**Supplied information**.
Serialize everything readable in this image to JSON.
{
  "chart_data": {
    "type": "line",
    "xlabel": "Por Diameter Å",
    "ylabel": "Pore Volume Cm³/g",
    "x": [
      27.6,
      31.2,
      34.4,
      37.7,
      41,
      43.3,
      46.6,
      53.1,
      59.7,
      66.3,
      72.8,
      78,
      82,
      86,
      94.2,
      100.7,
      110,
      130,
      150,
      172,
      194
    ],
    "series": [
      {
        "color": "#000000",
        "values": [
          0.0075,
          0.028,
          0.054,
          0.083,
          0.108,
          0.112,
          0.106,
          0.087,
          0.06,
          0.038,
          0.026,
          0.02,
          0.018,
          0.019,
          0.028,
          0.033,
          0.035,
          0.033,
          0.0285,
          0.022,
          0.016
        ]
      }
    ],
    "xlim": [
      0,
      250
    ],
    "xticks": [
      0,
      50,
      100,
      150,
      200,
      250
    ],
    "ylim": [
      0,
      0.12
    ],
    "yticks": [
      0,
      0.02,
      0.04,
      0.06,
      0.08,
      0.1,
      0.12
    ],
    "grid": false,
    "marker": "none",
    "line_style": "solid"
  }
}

**What is required**.
Set down each entry again, unchanged.

**Problem solution**.
Serialize everything readable in this image to JSON.
{
  "chart_data": {
    "type": "line",
    "xlabel": "Por Diameter Å",
    "ylabel": "Pore Volume Cm³/g",
    "x": [
      27.6,
      31.2,
      34.4,
      37.7,
      41,
      43.3,
      46.6,
      53.1,
      59.7,
      66.3,
      72.8,
      78,
      82,
      86,
      94.2,
      100.7,
      110,
      130,
      150,
      172,
      194
    ],
    "series": [
      {
        "color": "#000000",
        "values": [
          0.0075,
          0.028,
          0.054,
          0.083,
          0.108,
          0.112,
          0.106,
          0.087,
          0.06,
          0.038,
          0.026,
          0.02,
          0.018,
          0.019,
          0.028,
          0.033,
          0.035,
          0.033,
          0.0285,
          0.022,
          0.016
        ]
      }
    ],
    "xlim": [
      0,
      250
    ],
    "xticks": [
      0,
      50,
      100,
      150,
      200,
      250
    ],
    "ylim": [
      0,
      0.12
    ],
    "yticks": [
      0,
      0.02,
      0.04,
      0.06,
      0.08,
      0.1,
      0.12
    ],
    "grid": false,
    "marker": "none",
    "line_style": "solid"
  }
}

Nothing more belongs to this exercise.